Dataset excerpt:
####################

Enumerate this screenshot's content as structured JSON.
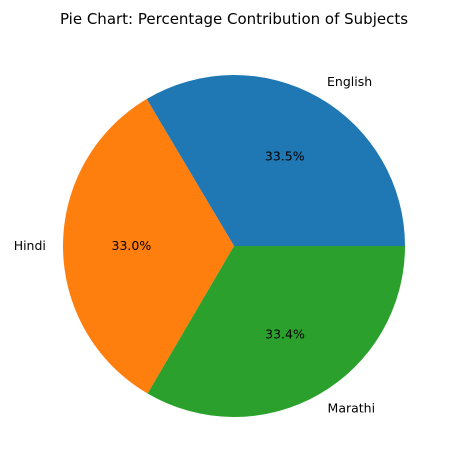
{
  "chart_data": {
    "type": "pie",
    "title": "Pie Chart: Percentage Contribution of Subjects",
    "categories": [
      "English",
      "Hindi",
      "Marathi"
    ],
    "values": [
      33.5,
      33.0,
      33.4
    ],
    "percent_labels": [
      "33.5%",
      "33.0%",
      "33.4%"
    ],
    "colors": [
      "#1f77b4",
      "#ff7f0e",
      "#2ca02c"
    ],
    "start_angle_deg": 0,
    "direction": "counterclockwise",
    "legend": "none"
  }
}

####################

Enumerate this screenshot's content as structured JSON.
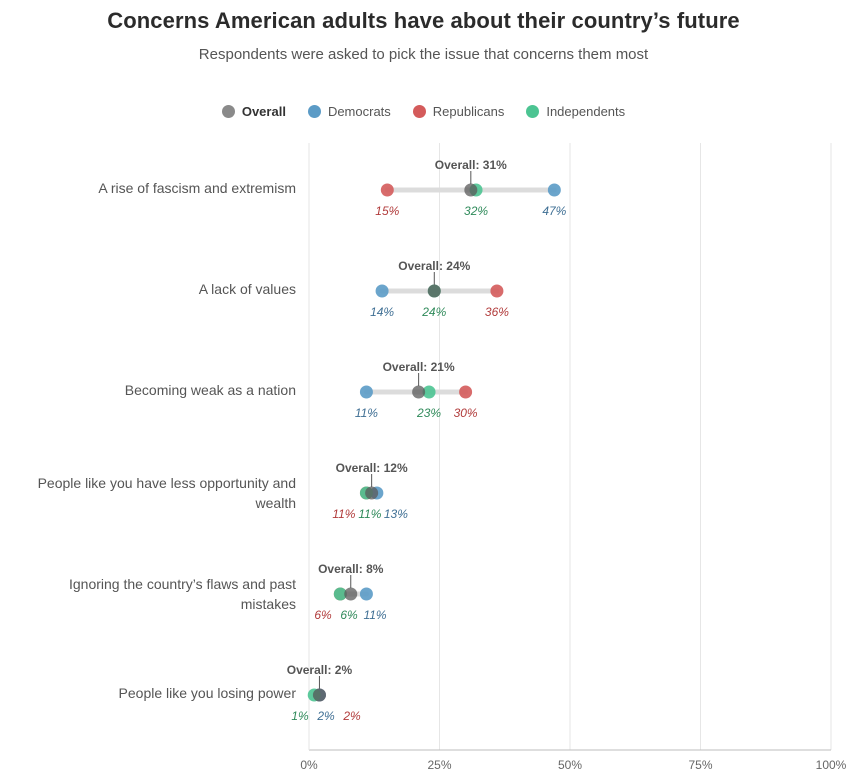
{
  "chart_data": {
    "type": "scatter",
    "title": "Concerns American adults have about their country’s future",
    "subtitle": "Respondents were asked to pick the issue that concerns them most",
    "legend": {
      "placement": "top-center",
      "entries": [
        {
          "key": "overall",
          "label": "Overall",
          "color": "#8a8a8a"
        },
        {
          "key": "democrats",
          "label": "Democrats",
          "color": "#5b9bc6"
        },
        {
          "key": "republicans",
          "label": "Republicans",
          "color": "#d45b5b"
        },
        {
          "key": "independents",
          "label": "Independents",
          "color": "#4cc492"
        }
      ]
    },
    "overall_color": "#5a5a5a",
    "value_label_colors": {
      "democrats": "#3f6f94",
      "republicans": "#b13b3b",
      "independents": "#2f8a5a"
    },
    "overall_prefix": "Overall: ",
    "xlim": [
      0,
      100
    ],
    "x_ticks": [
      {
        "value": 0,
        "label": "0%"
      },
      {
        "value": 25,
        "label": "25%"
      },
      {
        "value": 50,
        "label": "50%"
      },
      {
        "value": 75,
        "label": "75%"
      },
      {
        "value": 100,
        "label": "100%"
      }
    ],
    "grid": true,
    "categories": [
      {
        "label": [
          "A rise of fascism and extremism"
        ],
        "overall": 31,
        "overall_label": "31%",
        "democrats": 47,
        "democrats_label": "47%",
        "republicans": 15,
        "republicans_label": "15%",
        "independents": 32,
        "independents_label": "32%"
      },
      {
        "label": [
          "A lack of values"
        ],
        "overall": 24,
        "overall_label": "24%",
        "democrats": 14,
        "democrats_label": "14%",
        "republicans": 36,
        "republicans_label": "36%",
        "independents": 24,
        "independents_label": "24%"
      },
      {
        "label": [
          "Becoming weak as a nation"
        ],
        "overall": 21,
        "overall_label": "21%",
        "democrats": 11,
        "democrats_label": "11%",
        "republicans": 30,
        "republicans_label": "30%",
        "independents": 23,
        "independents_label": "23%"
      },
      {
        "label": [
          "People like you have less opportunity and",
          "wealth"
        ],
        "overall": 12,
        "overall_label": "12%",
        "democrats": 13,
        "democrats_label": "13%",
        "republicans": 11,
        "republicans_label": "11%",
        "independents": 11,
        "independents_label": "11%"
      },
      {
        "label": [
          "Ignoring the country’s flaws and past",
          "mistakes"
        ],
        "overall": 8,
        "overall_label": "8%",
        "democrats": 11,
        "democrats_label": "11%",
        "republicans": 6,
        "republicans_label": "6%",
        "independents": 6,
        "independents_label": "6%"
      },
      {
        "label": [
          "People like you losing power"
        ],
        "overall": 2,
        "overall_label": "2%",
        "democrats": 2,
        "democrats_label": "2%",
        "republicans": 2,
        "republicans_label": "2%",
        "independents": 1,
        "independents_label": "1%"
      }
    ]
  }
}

####################

The request:
Give the number of lines in the entries that hold the word "have", and nothing else.

Result:
2